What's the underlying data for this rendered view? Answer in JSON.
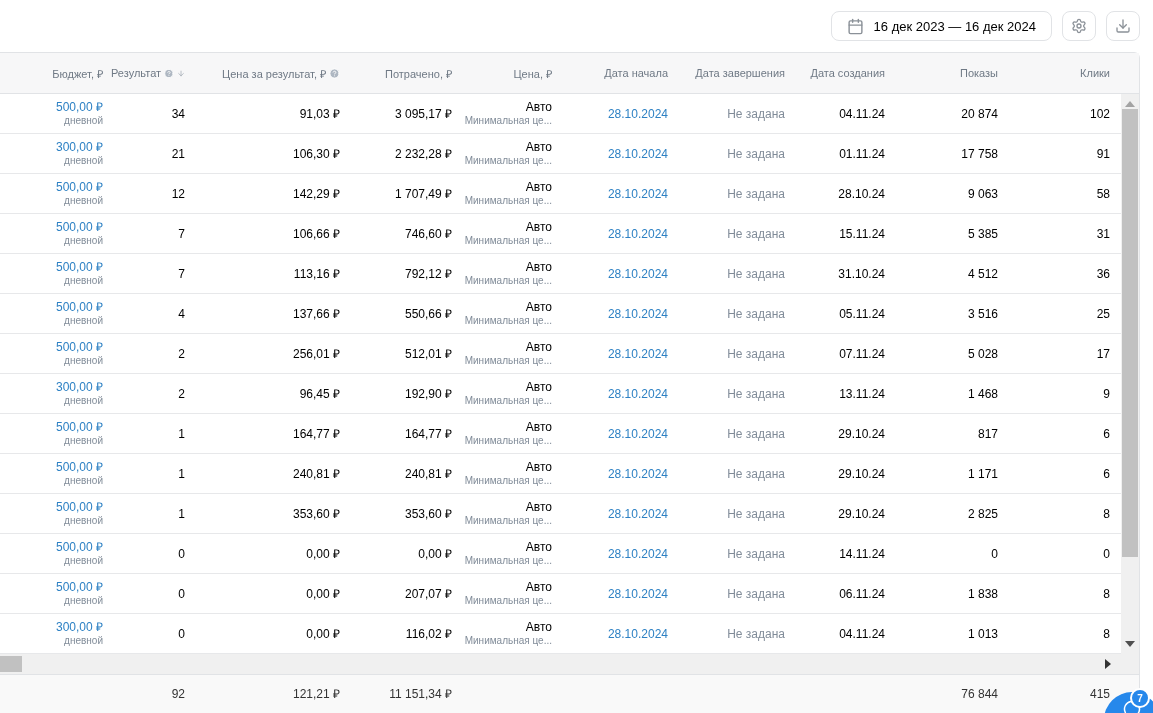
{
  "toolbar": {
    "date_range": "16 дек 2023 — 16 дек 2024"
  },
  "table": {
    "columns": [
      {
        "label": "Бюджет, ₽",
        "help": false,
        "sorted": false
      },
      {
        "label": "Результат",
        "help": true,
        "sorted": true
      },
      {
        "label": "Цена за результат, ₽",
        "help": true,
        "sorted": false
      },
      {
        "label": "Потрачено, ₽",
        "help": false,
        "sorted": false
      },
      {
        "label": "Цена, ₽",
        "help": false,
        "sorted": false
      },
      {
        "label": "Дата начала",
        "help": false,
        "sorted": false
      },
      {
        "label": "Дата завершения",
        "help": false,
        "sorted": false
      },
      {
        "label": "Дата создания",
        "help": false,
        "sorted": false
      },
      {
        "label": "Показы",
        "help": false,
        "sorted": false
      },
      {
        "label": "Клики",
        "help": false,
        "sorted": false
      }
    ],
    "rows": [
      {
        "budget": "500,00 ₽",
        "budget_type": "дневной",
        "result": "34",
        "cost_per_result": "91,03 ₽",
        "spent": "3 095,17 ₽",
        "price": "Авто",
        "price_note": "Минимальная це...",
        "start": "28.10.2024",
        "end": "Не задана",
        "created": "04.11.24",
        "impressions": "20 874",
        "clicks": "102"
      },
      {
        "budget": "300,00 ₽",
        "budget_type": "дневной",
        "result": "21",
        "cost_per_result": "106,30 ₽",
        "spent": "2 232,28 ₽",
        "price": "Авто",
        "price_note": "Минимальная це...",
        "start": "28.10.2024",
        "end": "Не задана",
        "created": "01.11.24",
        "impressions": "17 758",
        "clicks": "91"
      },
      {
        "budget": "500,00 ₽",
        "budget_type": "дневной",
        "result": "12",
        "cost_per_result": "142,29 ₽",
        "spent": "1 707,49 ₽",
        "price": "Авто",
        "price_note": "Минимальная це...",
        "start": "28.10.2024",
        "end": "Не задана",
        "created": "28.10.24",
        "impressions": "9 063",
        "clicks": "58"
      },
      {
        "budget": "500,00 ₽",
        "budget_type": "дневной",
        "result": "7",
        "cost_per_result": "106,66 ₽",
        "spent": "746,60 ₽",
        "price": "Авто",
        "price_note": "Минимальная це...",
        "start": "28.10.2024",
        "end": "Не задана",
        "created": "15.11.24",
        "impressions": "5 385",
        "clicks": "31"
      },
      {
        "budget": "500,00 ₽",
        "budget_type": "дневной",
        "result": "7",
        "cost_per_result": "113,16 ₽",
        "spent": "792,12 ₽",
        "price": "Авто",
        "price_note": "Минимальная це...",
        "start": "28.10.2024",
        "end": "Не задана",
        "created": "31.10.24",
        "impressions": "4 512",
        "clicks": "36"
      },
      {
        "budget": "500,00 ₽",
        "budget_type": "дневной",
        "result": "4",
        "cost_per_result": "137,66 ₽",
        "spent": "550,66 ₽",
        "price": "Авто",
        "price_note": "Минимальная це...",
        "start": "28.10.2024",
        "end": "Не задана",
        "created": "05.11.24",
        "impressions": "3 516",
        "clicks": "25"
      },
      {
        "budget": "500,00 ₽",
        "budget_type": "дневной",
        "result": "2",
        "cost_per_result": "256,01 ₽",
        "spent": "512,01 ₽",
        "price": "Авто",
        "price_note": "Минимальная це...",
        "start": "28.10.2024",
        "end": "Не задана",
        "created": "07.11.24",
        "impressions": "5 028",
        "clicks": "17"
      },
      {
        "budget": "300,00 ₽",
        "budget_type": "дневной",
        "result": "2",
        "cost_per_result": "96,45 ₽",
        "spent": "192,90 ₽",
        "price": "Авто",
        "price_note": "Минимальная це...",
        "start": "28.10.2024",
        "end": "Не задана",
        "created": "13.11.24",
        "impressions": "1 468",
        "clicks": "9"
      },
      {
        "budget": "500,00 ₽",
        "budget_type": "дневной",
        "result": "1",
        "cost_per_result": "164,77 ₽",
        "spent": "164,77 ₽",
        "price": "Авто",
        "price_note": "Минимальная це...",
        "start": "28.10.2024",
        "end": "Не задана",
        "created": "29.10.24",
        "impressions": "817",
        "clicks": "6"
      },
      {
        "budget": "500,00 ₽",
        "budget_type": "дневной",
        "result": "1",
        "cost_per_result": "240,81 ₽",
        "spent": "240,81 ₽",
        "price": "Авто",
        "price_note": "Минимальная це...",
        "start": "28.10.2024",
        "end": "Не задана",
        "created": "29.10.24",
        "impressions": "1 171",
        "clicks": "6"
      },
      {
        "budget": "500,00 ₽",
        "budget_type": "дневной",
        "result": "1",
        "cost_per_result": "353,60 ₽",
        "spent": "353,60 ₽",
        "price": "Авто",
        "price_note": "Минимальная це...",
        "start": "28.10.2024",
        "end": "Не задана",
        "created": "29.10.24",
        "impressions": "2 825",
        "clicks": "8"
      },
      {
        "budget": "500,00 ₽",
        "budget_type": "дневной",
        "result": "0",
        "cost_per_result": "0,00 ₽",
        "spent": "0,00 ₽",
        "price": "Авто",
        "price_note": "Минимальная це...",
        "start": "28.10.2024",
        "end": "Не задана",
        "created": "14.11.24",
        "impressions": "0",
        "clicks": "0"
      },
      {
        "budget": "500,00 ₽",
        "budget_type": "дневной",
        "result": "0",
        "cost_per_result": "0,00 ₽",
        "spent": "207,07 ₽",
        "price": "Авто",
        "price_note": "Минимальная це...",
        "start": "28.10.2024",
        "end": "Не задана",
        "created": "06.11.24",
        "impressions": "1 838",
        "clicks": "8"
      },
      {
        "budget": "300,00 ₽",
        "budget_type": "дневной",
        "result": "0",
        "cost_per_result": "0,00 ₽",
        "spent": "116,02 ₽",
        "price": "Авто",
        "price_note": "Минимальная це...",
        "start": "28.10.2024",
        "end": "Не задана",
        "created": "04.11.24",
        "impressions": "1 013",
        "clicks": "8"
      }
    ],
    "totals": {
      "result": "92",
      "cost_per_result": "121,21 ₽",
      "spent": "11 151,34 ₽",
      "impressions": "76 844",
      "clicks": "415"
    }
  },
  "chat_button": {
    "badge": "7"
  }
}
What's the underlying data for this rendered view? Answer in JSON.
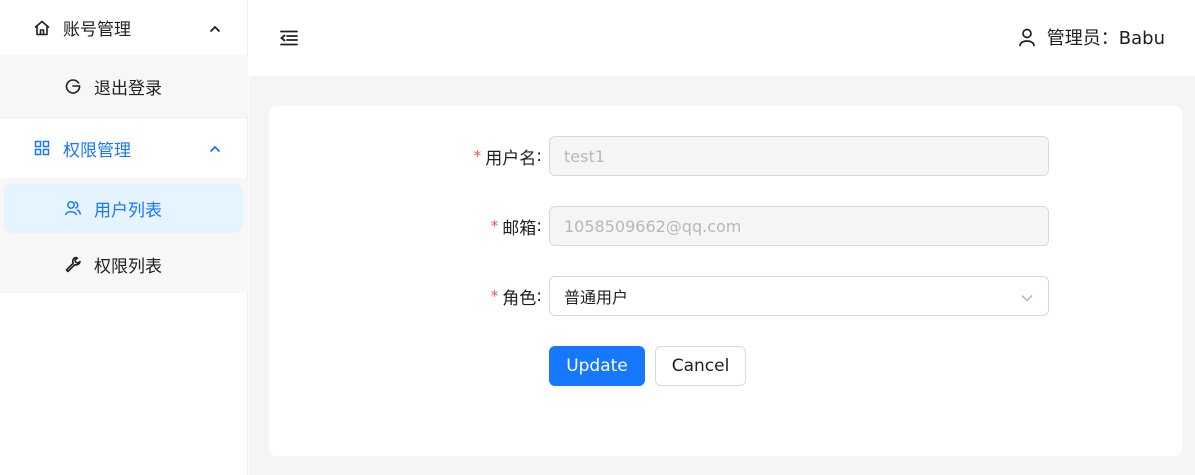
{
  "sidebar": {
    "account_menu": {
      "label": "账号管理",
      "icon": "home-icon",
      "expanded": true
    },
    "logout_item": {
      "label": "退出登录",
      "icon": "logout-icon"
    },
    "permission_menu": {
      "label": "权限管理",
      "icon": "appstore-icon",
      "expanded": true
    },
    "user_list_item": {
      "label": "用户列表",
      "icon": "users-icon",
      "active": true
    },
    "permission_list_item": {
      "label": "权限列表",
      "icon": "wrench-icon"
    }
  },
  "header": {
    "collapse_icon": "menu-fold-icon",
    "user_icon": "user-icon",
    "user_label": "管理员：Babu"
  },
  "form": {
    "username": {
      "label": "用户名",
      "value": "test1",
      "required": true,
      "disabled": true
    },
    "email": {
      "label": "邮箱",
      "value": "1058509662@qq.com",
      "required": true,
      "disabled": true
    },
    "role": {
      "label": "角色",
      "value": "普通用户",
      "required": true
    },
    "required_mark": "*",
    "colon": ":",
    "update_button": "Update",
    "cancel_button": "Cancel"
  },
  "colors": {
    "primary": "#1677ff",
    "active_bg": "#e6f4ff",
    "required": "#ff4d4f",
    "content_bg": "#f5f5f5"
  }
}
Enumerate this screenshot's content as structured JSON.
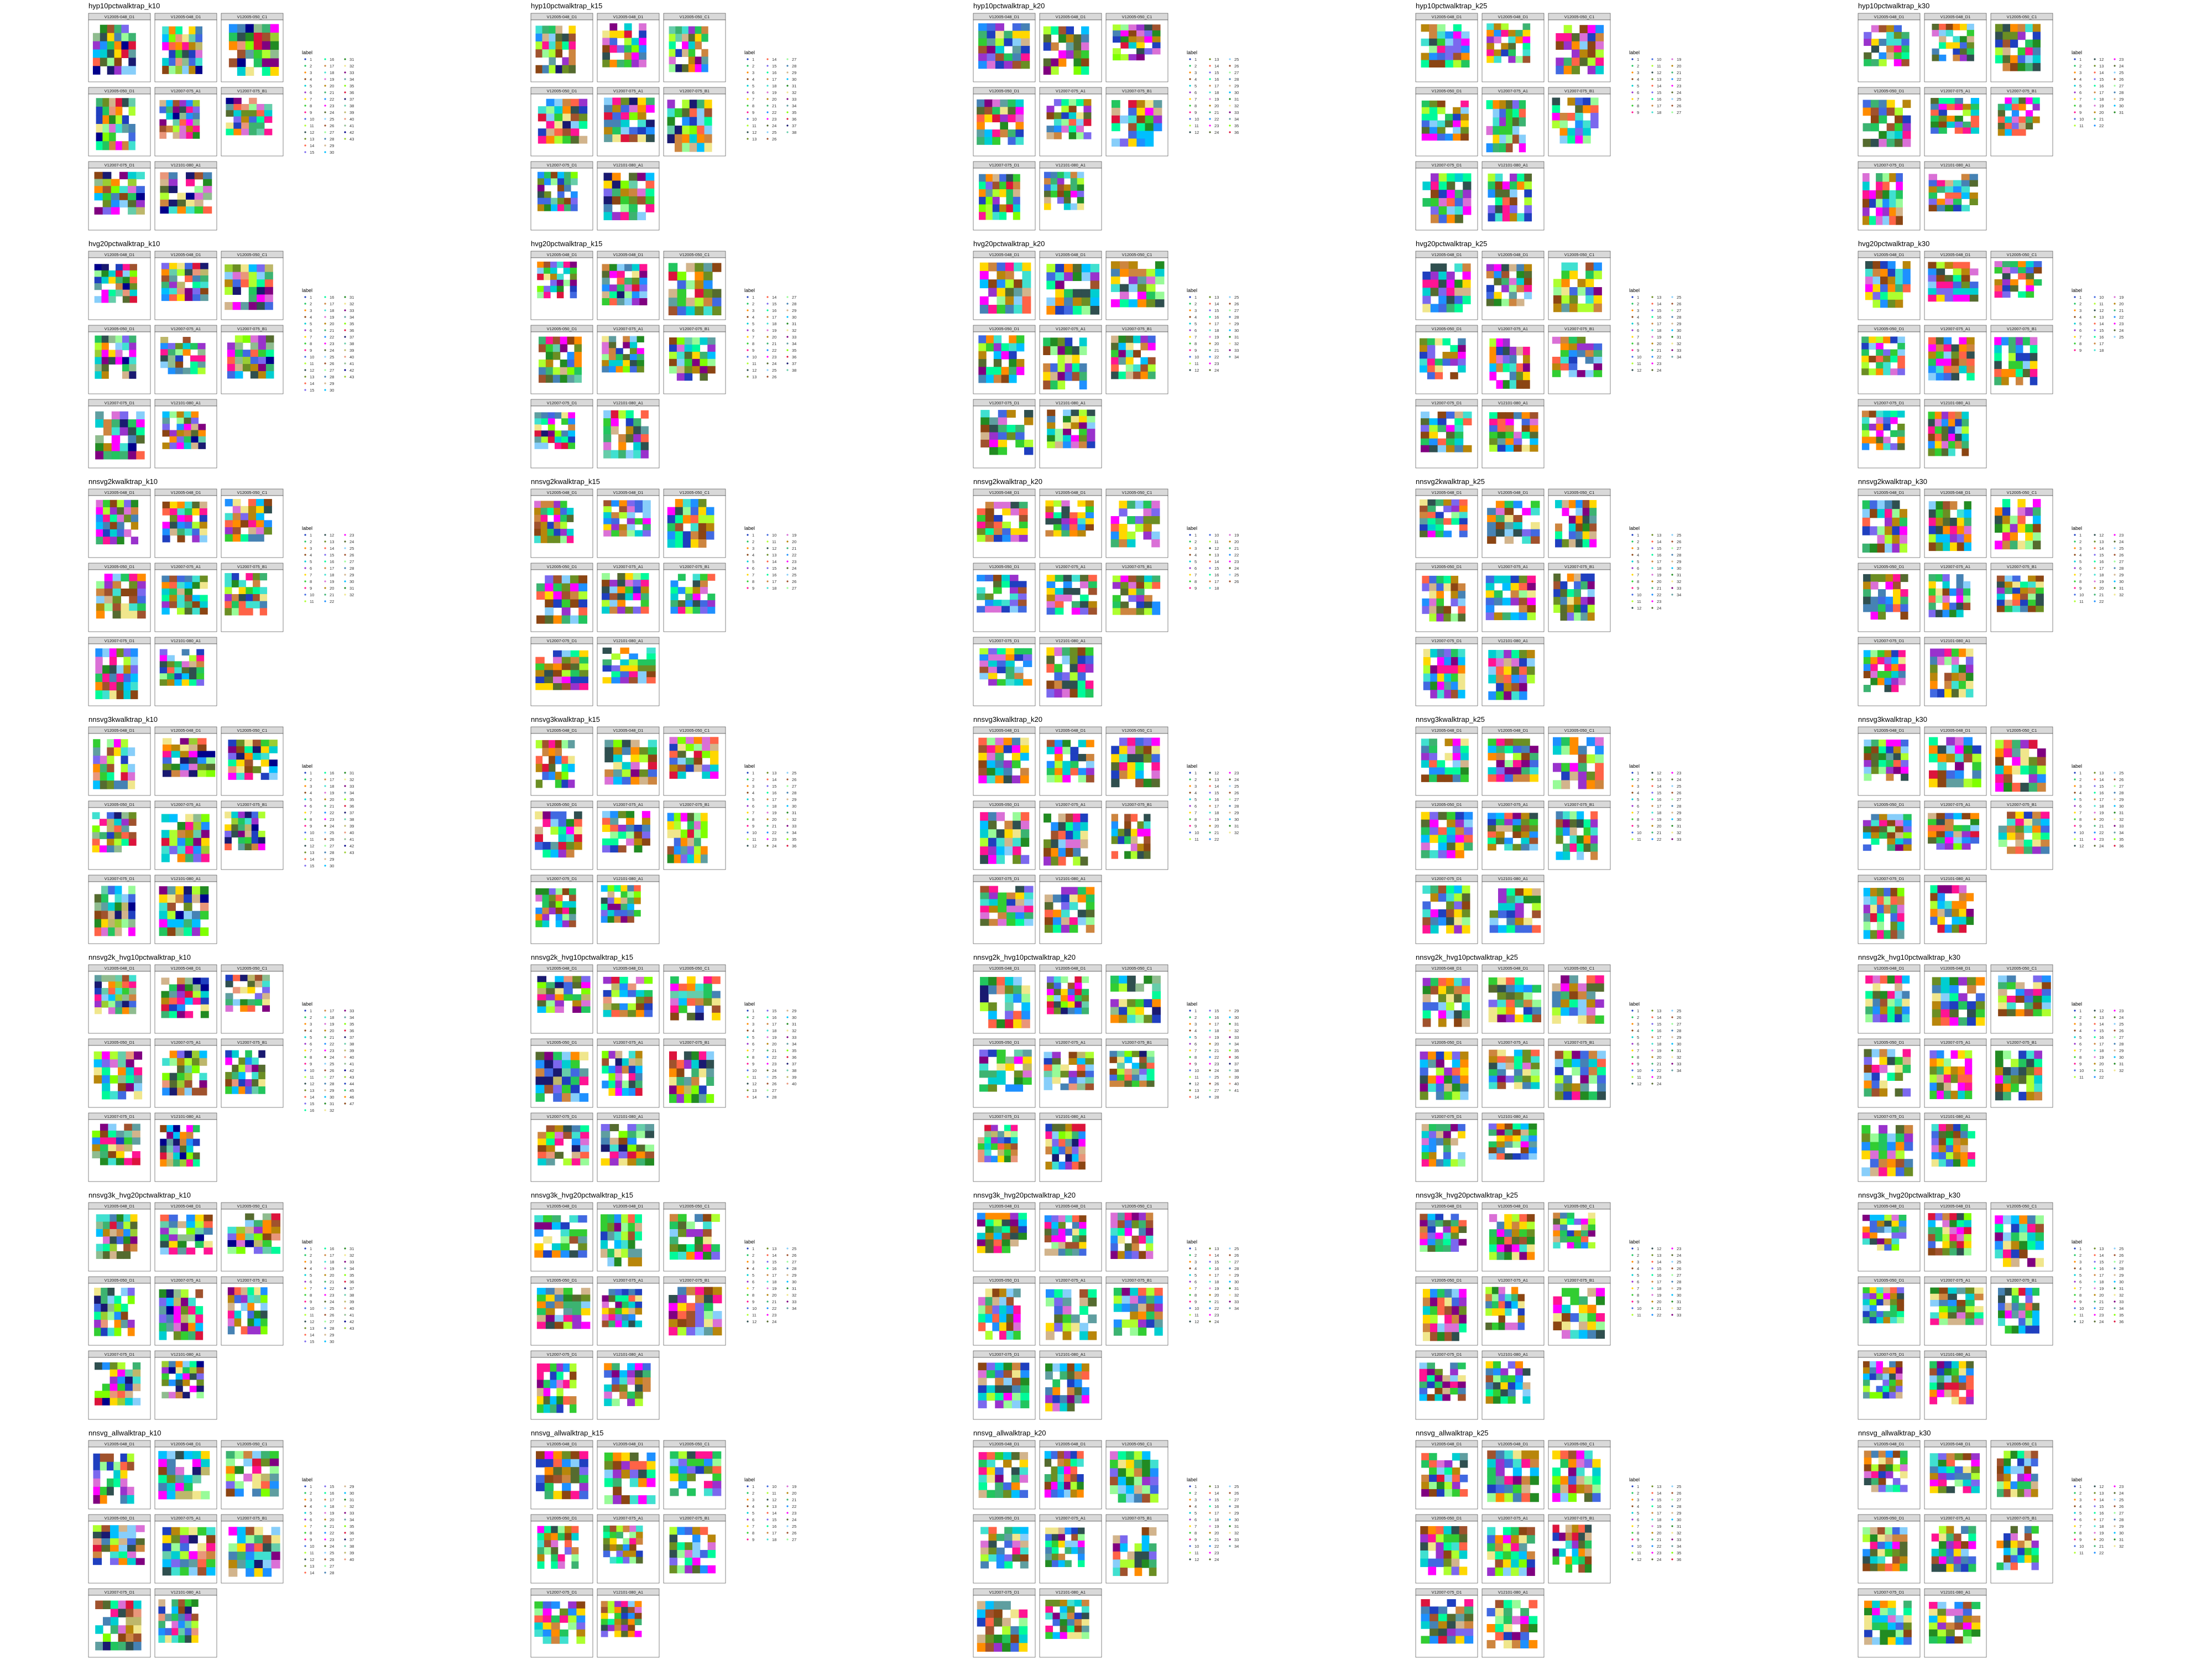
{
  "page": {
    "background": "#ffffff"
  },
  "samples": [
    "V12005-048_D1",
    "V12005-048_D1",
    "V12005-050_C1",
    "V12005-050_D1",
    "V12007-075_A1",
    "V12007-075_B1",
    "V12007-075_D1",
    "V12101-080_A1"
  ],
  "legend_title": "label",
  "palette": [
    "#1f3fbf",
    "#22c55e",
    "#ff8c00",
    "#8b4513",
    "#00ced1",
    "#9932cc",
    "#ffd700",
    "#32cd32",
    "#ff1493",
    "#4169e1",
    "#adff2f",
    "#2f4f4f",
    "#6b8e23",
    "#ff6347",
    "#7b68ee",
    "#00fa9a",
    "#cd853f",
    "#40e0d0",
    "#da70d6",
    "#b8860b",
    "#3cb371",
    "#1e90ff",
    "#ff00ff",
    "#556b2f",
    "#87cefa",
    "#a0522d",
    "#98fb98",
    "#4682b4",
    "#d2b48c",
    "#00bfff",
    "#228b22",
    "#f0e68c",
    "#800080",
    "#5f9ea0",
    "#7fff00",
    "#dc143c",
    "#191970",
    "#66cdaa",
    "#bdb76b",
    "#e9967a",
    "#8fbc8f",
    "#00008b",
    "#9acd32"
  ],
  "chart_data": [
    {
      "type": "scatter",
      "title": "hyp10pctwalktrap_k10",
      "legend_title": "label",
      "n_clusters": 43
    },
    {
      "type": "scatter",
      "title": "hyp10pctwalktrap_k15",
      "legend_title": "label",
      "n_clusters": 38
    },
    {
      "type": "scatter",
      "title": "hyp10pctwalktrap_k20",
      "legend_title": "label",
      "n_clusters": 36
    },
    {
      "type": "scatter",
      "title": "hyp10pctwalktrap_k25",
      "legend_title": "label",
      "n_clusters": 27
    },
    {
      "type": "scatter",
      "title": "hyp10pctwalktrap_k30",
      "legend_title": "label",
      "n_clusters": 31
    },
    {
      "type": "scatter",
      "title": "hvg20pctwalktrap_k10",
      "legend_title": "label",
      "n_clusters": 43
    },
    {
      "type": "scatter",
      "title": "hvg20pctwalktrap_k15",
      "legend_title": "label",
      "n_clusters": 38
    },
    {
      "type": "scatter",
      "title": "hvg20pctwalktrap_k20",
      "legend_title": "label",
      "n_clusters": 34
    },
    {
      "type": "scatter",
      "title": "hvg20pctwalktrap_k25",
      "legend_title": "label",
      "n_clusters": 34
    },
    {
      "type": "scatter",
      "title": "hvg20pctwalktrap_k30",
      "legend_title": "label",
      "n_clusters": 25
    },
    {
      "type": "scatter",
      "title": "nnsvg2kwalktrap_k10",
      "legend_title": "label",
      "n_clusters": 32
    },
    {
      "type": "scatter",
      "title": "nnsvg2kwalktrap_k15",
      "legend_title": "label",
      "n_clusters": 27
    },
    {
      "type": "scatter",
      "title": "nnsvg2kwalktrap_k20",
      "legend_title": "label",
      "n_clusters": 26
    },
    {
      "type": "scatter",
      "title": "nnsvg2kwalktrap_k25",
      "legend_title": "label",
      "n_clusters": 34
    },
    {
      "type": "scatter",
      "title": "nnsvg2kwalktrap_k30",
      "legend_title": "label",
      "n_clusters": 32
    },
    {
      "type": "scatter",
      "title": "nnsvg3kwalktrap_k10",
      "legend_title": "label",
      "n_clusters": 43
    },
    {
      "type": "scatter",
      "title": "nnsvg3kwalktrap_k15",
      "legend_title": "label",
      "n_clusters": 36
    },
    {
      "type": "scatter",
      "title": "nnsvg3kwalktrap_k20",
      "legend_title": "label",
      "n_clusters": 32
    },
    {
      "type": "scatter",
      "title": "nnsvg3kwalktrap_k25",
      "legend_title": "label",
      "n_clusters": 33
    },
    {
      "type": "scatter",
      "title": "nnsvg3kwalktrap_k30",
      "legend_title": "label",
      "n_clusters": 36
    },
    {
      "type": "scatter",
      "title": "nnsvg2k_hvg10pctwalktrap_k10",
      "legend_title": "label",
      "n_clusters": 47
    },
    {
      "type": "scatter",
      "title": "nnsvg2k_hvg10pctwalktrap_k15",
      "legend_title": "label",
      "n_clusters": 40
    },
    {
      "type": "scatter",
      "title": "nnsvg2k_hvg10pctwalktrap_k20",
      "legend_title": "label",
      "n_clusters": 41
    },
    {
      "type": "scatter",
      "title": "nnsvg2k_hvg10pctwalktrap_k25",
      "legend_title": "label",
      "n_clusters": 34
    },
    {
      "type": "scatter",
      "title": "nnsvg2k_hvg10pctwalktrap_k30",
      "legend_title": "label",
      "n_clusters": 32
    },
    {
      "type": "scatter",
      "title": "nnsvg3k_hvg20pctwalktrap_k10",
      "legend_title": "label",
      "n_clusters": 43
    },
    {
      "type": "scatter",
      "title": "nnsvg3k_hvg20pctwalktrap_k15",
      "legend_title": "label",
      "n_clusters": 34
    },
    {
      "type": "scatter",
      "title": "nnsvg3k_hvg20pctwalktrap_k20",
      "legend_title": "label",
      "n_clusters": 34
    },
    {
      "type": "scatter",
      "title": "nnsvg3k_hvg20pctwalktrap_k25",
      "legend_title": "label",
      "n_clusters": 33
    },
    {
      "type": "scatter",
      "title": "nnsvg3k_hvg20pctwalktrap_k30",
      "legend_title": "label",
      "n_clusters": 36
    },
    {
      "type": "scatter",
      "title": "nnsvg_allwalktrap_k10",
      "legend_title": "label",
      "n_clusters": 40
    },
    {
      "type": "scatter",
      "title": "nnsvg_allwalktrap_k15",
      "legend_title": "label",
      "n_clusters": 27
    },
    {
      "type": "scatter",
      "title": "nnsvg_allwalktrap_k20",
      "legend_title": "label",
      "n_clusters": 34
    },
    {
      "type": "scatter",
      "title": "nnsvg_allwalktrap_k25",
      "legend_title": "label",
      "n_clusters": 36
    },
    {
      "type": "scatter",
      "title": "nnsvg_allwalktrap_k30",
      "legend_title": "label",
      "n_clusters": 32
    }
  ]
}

+===+

**Problem requirements**
Select every line where the word "value" occurs.

**Task answer**
      "value": "test1",
      "value": "1058509662@qq.com",
      "value": "普通用户",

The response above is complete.